Stored data entries:
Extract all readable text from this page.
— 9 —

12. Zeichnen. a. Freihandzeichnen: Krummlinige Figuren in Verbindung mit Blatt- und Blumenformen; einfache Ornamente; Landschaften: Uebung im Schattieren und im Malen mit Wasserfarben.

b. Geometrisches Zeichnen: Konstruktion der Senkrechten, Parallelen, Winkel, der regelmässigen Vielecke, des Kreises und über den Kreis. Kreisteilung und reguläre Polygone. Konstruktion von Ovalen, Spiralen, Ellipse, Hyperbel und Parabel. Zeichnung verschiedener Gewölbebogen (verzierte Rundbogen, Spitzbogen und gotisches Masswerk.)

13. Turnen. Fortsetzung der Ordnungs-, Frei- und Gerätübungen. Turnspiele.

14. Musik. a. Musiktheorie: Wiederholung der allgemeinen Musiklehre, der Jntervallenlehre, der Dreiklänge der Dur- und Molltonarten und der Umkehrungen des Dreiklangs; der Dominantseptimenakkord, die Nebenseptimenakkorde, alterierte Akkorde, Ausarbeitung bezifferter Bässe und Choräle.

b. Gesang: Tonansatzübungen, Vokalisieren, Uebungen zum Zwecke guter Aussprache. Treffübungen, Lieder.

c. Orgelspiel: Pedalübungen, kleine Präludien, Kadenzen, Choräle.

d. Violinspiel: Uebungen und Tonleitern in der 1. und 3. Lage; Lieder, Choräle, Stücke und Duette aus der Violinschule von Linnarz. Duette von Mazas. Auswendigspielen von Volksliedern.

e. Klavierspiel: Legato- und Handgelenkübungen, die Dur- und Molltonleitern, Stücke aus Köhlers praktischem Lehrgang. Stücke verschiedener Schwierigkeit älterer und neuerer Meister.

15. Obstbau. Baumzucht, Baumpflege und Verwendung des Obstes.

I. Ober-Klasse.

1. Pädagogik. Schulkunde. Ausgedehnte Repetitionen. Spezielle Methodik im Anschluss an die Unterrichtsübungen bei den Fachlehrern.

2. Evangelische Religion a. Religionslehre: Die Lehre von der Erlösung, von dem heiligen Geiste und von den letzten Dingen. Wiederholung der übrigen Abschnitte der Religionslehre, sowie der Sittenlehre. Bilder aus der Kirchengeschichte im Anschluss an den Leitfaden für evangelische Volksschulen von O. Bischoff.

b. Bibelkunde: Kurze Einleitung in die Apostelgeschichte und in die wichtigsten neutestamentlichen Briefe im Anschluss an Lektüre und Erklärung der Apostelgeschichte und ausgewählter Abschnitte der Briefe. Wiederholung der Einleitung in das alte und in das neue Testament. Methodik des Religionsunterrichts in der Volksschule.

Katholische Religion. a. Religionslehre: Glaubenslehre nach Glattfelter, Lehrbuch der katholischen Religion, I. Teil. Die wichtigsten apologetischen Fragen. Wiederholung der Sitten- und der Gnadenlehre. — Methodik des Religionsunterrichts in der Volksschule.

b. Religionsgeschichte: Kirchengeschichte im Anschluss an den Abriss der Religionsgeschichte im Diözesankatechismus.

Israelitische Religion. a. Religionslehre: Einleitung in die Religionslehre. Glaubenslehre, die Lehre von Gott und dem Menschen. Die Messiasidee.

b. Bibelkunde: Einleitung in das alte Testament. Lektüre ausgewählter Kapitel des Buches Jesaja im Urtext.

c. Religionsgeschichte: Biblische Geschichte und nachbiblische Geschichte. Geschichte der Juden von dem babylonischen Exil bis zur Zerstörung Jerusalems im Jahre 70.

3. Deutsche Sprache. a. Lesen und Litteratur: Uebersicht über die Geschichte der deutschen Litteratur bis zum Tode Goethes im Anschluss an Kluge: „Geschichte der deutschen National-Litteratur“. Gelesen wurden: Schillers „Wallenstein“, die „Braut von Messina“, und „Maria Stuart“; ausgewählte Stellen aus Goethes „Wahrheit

**Exercise:** Set down the entries above again, word for word.

**Exercise answer:**
Extract all readable text from this page.
— 9 —

12. Zeichnen. a. Freihandzeichnen: Krummlinige Figuren in Verbindung mit Blatt- und Blumenformen; einfache Ornamente; Landschaften: Uebung im Schattieren und im Malen mit Wasserfarben.

b. Geometrisches Zeichnen: Konstruktion der Senkrechten, Parallelen, Winkel, der regelmässigen Vielecke, des Kreises und über den Kreis. Kreisteilung und reguläre Polygone. Konstruktion von Ovalen, Spiralen, Ellipse, Hyperbel und Parabel. Zeichnung verschiedener Gewölbebogen (verzierte Rundbogen, Spitzbogen und gotisches Masswerk.)

13. Turnen. Fortsetzung der Ordnungs-, Frei- und Gerätübungen. Turnspiele.

14. Musik. a. Musiktheorie: Wiederholung der allgemeinen Musiklehre, der Jntervallenlehre, der Dreiklänge der Dur- und Molltonarten und der Umkehrungen des Dreiklangs; der Dominantseptimenakkord, die Nebenseptimenakkorde, alterierte Akkorde, Ausarbeitung bezifferter Bässe und Choräle.

b. Gesang: Tonansatzübungen, Vokalisieren, Uebungen zum Zwecke guter Aussprache. Treffübungen, Lieder.

c. Orgelspiel: Pedalübungen, kleine Präludien, Kadenzen, Choräle.

d. Violinspiel: Uebungen und Tonleitern in der 1. und 3. Lage; Lieder, Choräle, Stücke und Duette aus der Violinschule von Linnarz. Duette von Mazas. Auswendigspielen von Volksliedern.

e. Klavierspiel: Legato- und Handgelenkübungen, die Dur- und Molltonleitern, Stücke aus Köhlers praktischem Lehrgang. Stücke verschiedener Schwierigkeit älterer und neuerer Meister.

15. Obstbau. Baumzucht, Baumpflege und Verwendung des Obstes.

I. Ober-Klasse.

1. Pädagogik. Schulkunde. Ausgedehnte Repetitionen. Spezielle Methodik im Anschluss an die Unterrichtsübungen bei den Fachlehrern.

2. Evangelische Religion a. Religionslehre: Die Lehre von der Erlösung, von dem heiligen Geiste und von den letzten Dingen. Wiederholung der übrigen Abschnitte der Religionslehre, sowie der Sittenlehre. Bilder aus der Kirchengeschichte im Anschluss an den Leitfaden für evangelische Volksschulen von O. Bischoff.

b. Bibelkunde: Kurze Einleitung in die Apostelgeschichte und in die wichtigsten neutestamentlichen Briefe im Anschluss an Lektüre und Erklärung der Apostelgeschichte und ausgewählter Abschnitte der Briefe. Wiederholung der Einleitung in das alte und in das neue Testament. Methodik des Religionsunterrichts in der Volksschule.

Katholische Religion. a. Religionslehre: Glaubenslehre nach Glattfelter, Lehrbuch der katholischen Religion, I. Teil. Die wichtigsten apologetischen Fragen. Wiederholung der Sitten- und der Gnadenlehre. — Methodik des Religionsunterrichts in der Volksschule.

b. Religionsgeschichte: Kirchengeschichte im Anschluss an den Abriss der Religionsgeschichte im Diözesankatechismus.

Israelitische Religion. a. Religionslehre: Einleitung in die Religionslehre. Glaubenslehre, die Lehre von Gott und dem Menschen. Die Messiasidee.

b. Bibelkunde: Einleitung in das alte Testament. Lektüre ausgewählter Kapitel des Buches Jesaja im Urtext.

c. Religionsgeschichte: Biblische Geschichte und nachbiblische Geschichte. Geschichte der Juden von dem babylonischen Exil bis zur Zerstörung Jerusalems im Jahre 70.

3. Deutsche Sprache. a. Lesen und Litteratur: Uebersicht über die Geschichte der deutschen Litteratur bis zum Tode Goethes im Anschluss an Kluge: „Geschichte der deutschen National-Litteratur“. Gelesen wurden: Schillers „Wallenstein“, die „Braut von Messina“, und „Maria Stuart“; ausgewählte Stellen aus Goethes „Wahrheit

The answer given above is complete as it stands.